[Dataset listings of figures]
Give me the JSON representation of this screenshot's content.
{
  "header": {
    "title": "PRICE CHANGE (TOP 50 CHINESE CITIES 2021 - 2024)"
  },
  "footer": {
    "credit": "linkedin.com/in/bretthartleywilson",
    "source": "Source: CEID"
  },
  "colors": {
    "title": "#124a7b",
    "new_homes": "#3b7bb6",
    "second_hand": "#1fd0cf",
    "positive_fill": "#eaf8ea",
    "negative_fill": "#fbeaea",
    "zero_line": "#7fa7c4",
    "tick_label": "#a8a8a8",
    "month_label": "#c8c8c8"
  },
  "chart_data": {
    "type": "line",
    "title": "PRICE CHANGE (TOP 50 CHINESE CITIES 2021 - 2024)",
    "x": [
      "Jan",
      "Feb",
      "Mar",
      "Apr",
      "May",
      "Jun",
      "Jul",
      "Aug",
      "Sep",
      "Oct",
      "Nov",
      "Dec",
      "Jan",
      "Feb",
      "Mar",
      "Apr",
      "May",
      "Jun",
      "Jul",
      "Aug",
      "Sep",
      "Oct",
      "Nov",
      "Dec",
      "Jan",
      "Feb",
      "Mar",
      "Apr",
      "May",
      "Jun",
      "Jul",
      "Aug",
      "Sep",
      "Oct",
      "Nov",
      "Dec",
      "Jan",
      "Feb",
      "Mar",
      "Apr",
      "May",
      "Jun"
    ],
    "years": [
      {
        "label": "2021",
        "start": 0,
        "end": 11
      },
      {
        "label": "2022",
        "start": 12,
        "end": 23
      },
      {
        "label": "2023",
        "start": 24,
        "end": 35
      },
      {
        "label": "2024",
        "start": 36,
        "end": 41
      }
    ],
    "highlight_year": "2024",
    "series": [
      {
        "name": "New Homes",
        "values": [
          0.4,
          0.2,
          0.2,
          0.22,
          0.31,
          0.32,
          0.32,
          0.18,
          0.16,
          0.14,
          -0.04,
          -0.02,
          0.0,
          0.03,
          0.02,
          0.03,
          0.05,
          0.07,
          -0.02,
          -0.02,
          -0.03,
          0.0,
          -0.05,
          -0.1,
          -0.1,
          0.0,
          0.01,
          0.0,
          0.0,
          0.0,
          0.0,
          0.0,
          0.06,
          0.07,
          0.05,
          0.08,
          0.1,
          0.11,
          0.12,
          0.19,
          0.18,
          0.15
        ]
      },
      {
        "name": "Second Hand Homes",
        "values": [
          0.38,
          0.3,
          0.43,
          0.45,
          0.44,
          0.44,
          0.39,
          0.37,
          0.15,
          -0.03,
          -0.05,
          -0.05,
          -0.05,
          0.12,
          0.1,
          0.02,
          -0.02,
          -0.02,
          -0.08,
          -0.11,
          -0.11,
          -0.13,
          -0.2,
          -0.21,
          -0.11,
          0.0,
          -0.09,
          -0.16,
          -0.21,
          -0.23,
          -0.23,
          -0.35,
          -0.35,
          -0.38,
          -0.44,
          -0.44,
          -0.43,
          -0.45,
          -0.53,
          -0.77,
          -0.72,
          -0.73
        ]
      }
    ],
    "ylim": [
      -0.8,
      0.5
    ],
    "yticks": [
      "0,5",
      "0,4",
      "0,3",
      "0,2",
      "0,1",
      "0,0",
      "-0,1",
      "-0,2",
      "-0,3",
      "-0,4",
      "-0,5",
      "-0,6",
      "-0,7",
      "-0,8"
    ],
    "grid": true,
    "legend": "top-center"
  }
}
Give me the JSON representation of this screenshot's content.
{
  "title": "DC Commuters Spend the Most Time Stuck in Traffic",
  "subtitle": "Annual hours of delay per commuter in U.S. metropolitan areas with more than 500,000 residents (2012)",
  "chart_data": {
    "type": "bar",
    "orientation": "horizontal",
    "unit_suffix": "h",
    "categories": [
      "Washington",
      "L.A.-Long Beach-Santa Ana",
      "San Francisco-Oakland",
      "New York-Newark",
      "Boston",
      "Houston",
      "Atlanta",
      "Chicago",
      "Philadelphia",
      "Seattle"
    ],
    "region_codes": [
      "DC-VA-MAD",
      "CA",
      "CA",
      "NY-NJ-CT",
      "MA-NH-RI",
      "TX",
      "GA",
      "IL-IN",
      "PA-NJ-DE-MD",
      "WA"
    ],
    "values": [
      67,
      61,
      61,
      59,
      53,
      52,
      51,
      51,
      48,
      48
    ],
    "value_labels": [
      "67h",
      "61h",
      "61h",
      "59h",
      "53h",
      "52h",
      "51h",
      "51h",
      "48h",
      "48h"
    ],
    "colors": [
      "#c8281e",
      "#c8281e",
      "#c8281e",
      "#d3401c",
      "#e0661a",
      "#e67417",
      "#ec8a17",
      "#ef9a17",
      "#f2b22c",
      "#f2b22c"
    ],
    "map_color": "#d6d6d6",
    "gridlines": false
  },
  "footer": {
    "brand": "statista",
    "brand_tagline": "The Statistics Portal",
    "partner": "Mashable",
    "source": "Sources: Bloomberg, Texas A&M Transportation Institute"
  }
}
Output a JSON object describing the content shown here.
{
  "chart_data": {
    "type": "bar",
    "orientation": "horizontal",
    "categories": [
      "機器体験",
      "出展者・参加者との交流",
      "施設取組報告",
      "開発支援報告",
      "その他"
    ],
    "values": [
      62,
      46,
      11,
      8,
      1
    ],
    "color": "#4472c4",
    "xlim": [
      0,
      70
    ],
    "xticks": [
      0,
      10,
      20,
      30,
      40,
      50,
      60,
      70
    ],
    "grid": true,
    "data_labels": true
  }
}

• [EXERCISE BRIEF]: Each record should come back exactly as written.

• [SOLUTION TO THIS EXERCISE]:
Give me the JSON representation of this screenshot's content.
{
  "header": {
    "title": "PRICE CHANGE (TOP 50 CHINESE CITIES 2021 - 2024)"
  },
  "footer": {
    "credit": "linkedin.com/in/bretthartleywilson",
    "source": "Source: CEID"
  },
  "colors": {
    "title": "#124a7b",
    "new_homes": "#3b7bb6",
    "second_hand": "#1fd0cf",
    "positive_fill": "#eaf8ea",
    "negative_fill": "#fbeaea",
    "zero_line": "#7fa7c4",
    "tick_label": "#a8a8a8",
    "month_label": "#c8c8c8"
  },
  "chart_data": {
    "type": "line",
    "title": "PRICE CHANGE (TOP 50 CHINESE CITIES 2021 - 2024)",
    "x": [
      "Jan",
      "Feb",
      "Mar",
      "Apr",
      "May",
      "Jun",
      "Jul",
      "Aug",
      "Sep",
      "Oct",
      "Nov",
      "Dec",
      "Jan",
      "Feb",
      "Mar",
      "Apr",
      "May",
      "Jun",
      "Jul",
      "Aug",
      "Sep",
      "Oct",
      "Nov",
      "Dec",
      "Jan",
      "Feb",
      "Mar",
      "Apr",
      "May",
      "Jun",
      "Jul",
      "Aug",
      "Sep",
      "Oct",
      "Nov",
      "Dec",
      "Jan",
      "Feb",
      "Mar",
      "Apr",
      "May",
      "Jun"
    ],
    "years": [
      {
        "label": "2021",
        "start": 0,
        "end": 11
      },
      {
        "label": "2022",
        "start": 12,
        "end": 23
      },
      {
        "label": "2023",
        "start": 24,
        "end": 35
      },
      {
        "label": "2024",
        "start": 36,
        "end": 41
      }
    ],
    "highlight_year": "2024",
    "series": [
      {
        "name": "New Homes",
        "values": [
          0.4,
          0.2,
          0.2,
          0.22,
          0.31,
          0.32,
          0.32,
          0.18,
          0.16,
          0.14,
          -0.04,
          -0.02,
          0.0,
          0.03,
          0.02,
          0.03,
          0.05,
          0.07,
          -0.02,
          -0.02,
          -0.03,
          0.0,
          -0.05,
          -0.1,
          -0.1,
          0.0,
          0.01,
          0.0,
          0.0,
          0.0,
          0.0,
          0.0,
          0.06,
          0.07,
          0.05,
          0.08,
          0.1,
          0.11,
          0.12,
          0.19,
          0.18,
          0.15
        ]
      },
      {
        "name": "Second Hand Homes",
        "values": [
          0.38,
          0.3,
          0.43,
          0.45,
          0.44,
          0.44,
          0.39,
          0.37,
          0.15,
          -0.03,
          -0.05,
          -0.05,
          -0.05,
          0.12,
          0.1,
          0.02,
          -0.02,
          -0.02,
          -0.08,
          -0.11,
          -0.11,
          -0.13,
          -0.2,
          -0.21,
          -0.11,
          0.0,
          -0.09,
          -0.16,
          -0.21,
          -0.23,
          -0.23,
          -0.35,
          -0.35,
          -0.38,
          -0.44,
          -0.44,
          -0.43,
          -0.45,
          -0.53,
          -0.77,
          -0.72,
          -0.73
        ]
      }
    ],
    "ylim": [
      -0.8,
      0.5
    ],
    "yticks": [
      "0,5",
      "0,4",
      "0,3",
      "0,2",
      "0,1",
      "0,0",
      "-0,1",
      "-0,2",
      "-0,3",
      "-0,4",
      "-0,5",
      "-0,6",
      "-0,7",
      "-0,8"
    ],
    "grid": true,
    "legend": "top-center"
  }
}
Give me the JSON representation of this screenshot's content.
{
  "title": "DC Commuters Spend the Most Time Stuck in Traffic",
  "subtitle": "Annual hours of delay per commuter in U.S. metropolitan areas with more than 500,000 residents (2012)",
  "chart_data": {
    "type": "bar",
    "orientation": "horizontal",
    "unit_suffix": "h",
    "categories": [
      "Washington",
      "L.A.-Long Beach-Santa Ana",
      "San Francisco-Oakland",
      "New York-Newark",
      "Boston",
      "Houston",
      "Atlanta",
      "Chicago",
      "Philadelphia",
      "Seattle"
    ],
    "region_codes": [
      "DC-VA-MAD",
      "CA",
      "CA",
      "NY-NJ-CT",
      "MA-NH-RI",
      "TX",
      "GA",
      "IL-IN",
      "PA-NJ-DE-MD",
      "WA"
    ],
    "values": [
      67,
      61,
      61,
      59,
      53,
      52,
      51,
      51,
      48,
      48
    ],
    "value_labels": [
      "67h",
      "61h",
      "61h",
      "59h",
      "53h",
      "52h",
      "51h",
      "51h",
      "48h",
      "48h"
    ],
    "colors": [
      "#c8281e",
      "#c8281e",
      "#c8281e",
      "#d3401c",
      "#e0661a",
      "#e67417",
      "#ec8a17",
      "#ef9a17",
      "#f2b22c",
      "#f2b22c"
    ],
    "map_color": "#d6d6d6",
    "gridlines": false
  },
  "footer": {
    "brand": "statista",
    "brand_tagline": "The Statistics Portal",
    "partner": "Mashable",
    "source": "Sources: Bloomberg, Texas A&M Transportation Institute"
  }
}
Output a JSON object describing the content shown here.
{
  "chart_data": {
    "type": "bar",
    "orientation": "horizontal",
    "categories": [
      "機器体験",
      "出展者・参加者との交流",
      "施設取組報告",
      "開発支援報告",
      "その他"
    ],
    "values": [
      62,
      46,
      11,
      8,
      1
    ],
    "color": "#4472c4",
    "xlim": [
      0,
      70
    ],
    "xticks": [
      0,
      10,
      20,
      30,
      40,
      50,
      60,
      70
    ],
    "grid": true,
    "data_labels": true
  }
}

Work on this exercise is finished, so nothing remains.